## Request
The exercise asks you to copy every line below in which "Ruhetage" appears.

## Dataset entries
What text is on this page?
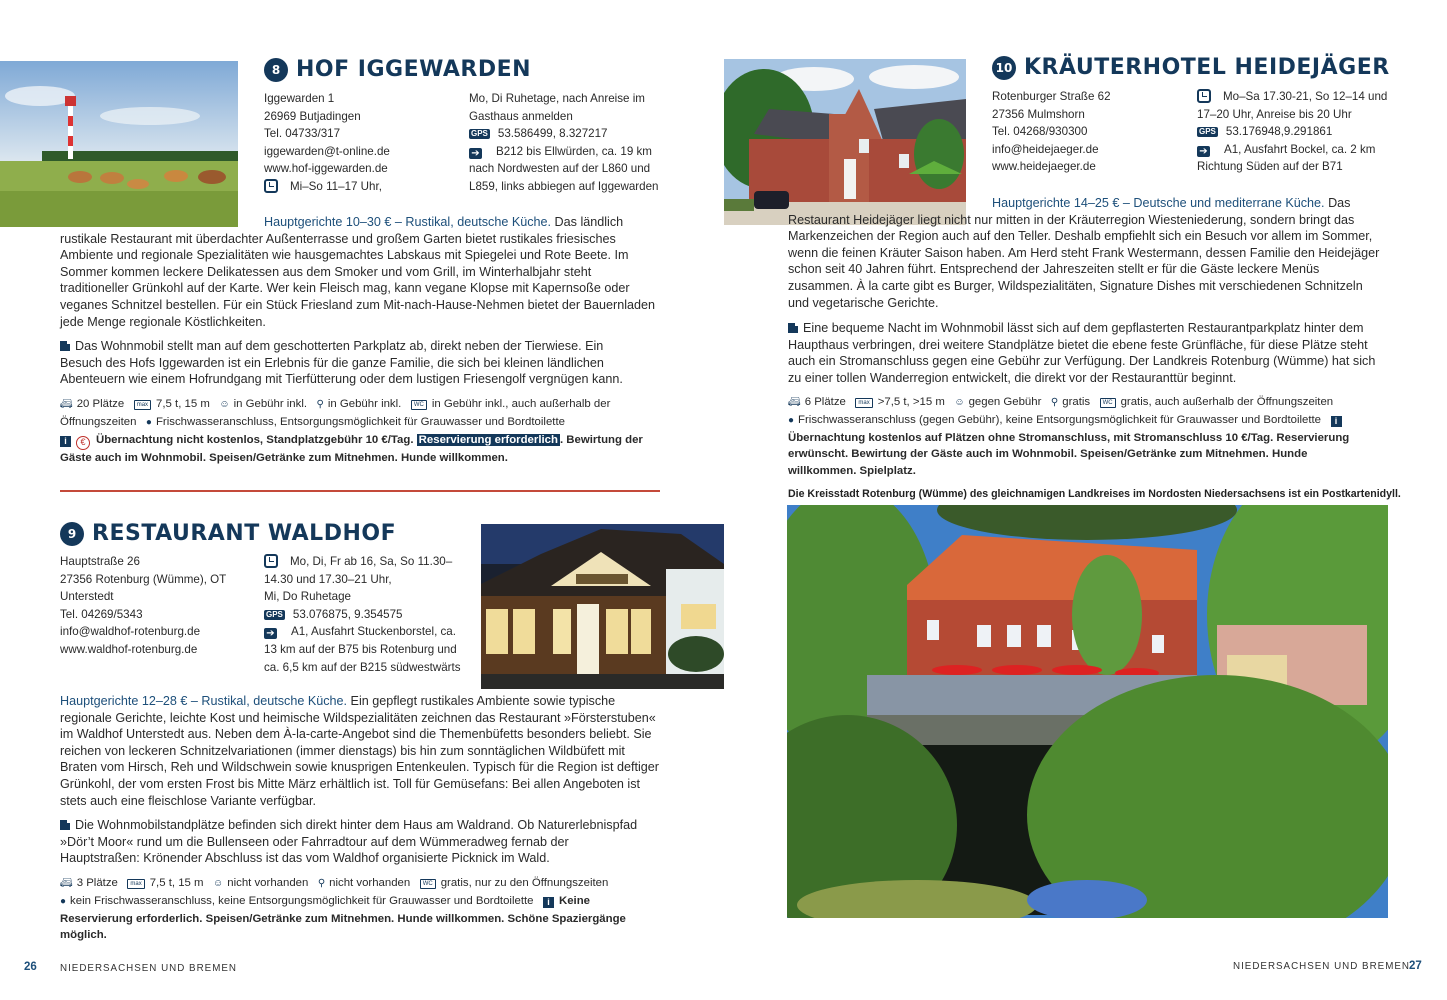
8 HOF IGGEWARDEN
Iggewarden 1
26969 Butjadingen
Tel. 04733/317
iggewarden@t-online.de
www.hof-iggewarden.de
Mi–So 11–17 Uhr,
Mo, Di Ruhetage, nach Anreise im
Gasthaus anmelden
GPS 53.586499, 8.327217
➔ B212 bis Ellwürden, ca. 19 km
nach Nordwesten auf der L860 und
L859, links abbiegen auf Iggewarden
Hauptgerichte 10–30 € – Rustikal, deutsche Küche. Das ländlich rustikale Restaurant mit überdachter Außenterrasse und großem Garten bietet rustikales friesisches Ambiente und regionale Spezialitäten wie hausgemachtes Labskaus mit Spiegelei und Rote Beete. Im Sommer kommen leckere Delikatessen aus dem Smoker und vom Grill, im Winterhalbjahr steht traditioneller Grünkohl auf der Karte. Wer kein Fleisch mag, kann vegane Klopse mit Kapernsoße oder veganes Schnitzel bestellen. Für ein Stück Friesland zum Mit-nach-Hause-Nehmen bietet der Bauernladen jede Menge regionale Köstlichkeiten.
Das Wohnmobil stellt man auf dem geschotterten Parkplatz ab, direkt neben der Tierwiese. Ein Besuch des Hofs Iggewarden ist ein Erlebnis für die ganze Familie, die sich bei kleinen ländlichen Abenteuern wie einem Hofrundgang mit Tierfütterung oder dem lustigen Friesengolf vergnügen kann.
🚐︎ 20 Plätze max 7,5 t, 15 m ☺ in Gebühr inkl. ⚲ in Gebühr inkl. WC in Gebühr inkl., auch außerhalb der Öffnungszeiten ● Frischwasseranschluss, Entsorgungsmöglichkeit für Grauwasser und Bordtoilette
i € Übernachtung nicht kostenlos, Standplatzgebühr 10 €/Tag. Reservierung erforderlich . Bewirtung der Gäste auch im Wohnmobil. Speisen/Getränke zum Mitnehmen. Hunde willkommen.
9 RESTAURANT WALDHOF
Hauptstraße 26
27356 Rotenburg (Wümme), OT
Unterstedt
Tel. 04269/5343
info@waldhof-rotenburg.de
www.waldhof-rotenburg.de
Mo, Di, Fr ab 16, Sa, So 11.30–
14.30 und 17.30–21 Uhr,
Mi, Do Ruhetage
GPS 53.076875, 9.354575
➔ A1, Ausfahrt Stuckenborstel, ca.
13 km auf der B75 bis Rotenburg und
ca. 6,5 km auf der B215 südwestwärts
Hauptgerichte 12–28 € – Rustikal, deutsche Küche. Ein gepflegt rustikales Ambiente sowie typische regionale Gerichte, leichte Kost und heimische Wildspezialitäten zeichnen das Restaurant »Försterstuben« im Waldhof Unterstedt aus. Neben dem À-la-carte-Angebot sind die Themenbüfetts besonders beliebt. Sie reichen von leckeren Schnitzelvariationen (immer dienstags) bis hin zum sonntäglichen Wildbüfett mit Braten vom Hirsch, Reh und Wildschwein sowie knusprigen Entenkeulen. Typisch für die Region ist deftiger Grünkohl, der vom ersten Frost bis Mitte März erhältlich ist. Toll für Gemüsefans: Bei allen Angeboten ist stets auch eine fleischlose Variante verfügbar.
Die Wohnmobilstandplätze befinden sich direkt hinter dem Haus am Waldrand. Ob Naturerlebnispfad »Dör’t Moor« rund um die Bullenseen oder Fahrradtour auf dem Wümmeradweg fernab der Hauptstraßen: Krönender Abschluss ist das vom Waldhof organisierte Picknick im Wald.
🚐︎ 3 Plätze max 7,5 t, 15 m ☺ nicht vorhanden ⚲ nicht vorhanden WC gratis, nur zu den Öffnungszeiten
● kein Frischwasseranschluss, keine Entsorgungsmöglichkeit für Grauwasser und Bordtoilette i Keine Reservierung erforderlich. Speisen/Getränke zum Mitnehmen. Hunde willkommen. Schöne Spaziergänge möglich.
10 KRÄUTERHOTEL HEIDEJÄGER
Rotenburger Straße 62
27356 Mulmshorn
Tel. 04268/930300
info@heidejaeger.de
www.heidejaeger.de
Mo–Sa 17.30-21, So 12–14 und
17–20 Uhr, Anreise bis 20 Uhr
GPS 53.176948,9.291861
➔ A1, Ausfahrt Bockel, ca. 2 km
Richtung Süden auf der B71
Hauptgerichte 14–25 € – Deutsche und mediterrane Küche. Das Restaurant Heidejäger liegt nicht nur mitten in der Kräuterregion Wiesteniederung, sondern bringt das Markenzeichen der Region auch auf den Teller. Deshalb empfiehlt sich ein Besuch vor allem im Sommer, wenn die feinen Kräuter Saison haben. Am Herd steht Frank Westermann, dessen Familie den Heidejäger schon seit 40 Jahren führt. Entsprechend der Jahreszeiten stellt er für die Gäste leckere Menüs zusammen. À la carte gibt es Burger, Wildspezialitäten, Signature Dishes mit verschiedenen Schnitzeln und vegetarische Gerichte.
Eine bequeme Nacht im Wohnmobil lässt sich auf dem gepflasterten Restaurantparkplatz hinter dem Haupthaus verbringen, drei weitere Standplätze bietet die ebene feste Grünfläche, für diese Plätze steht auch ein Stromanschluss gegen eine Gebühr zur Verfügung. Der Landkreis Rotenburg (Wümme) hat sich zu einer tollen Wanderregion entwickelt, die direkt vor der Restauranttür beginnt.
🚐︎ 6 Plätze max >7,5 t, >15 m ☺ gegen Gebühr ⚲ gratis WC gratis, auch außerhalb der Öffnungszeiten
● Frischwasseranschluss (gegen Gebühr), keine Entsorgungsmöglichkeit für Grauwasser und Bordtoilette iÜbernachtung kostenlos auf Plätzen ohne Stromanschluss, mit Stromanschluss 10 €/Tag. Reservierung erwünscht. Bewirtung der Gäste auch im Wohnmobil. Speisen/Getränke zum Mitnehmen. Hunde willkommen. Spielplatz.
Die Kreisstadt Rotenburg (Wümme) des gleichnamigen Landkreises im Nordosten Niedersachsens ist ein Postkartenidyll.
26 NIEDERSACHSEN UND BREMEN	NIEDERSACHSEN UND BREMEN 27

## Correct answer
Mo, Di Ruhetage, nach Anreise im
Mi, Do Ruhetage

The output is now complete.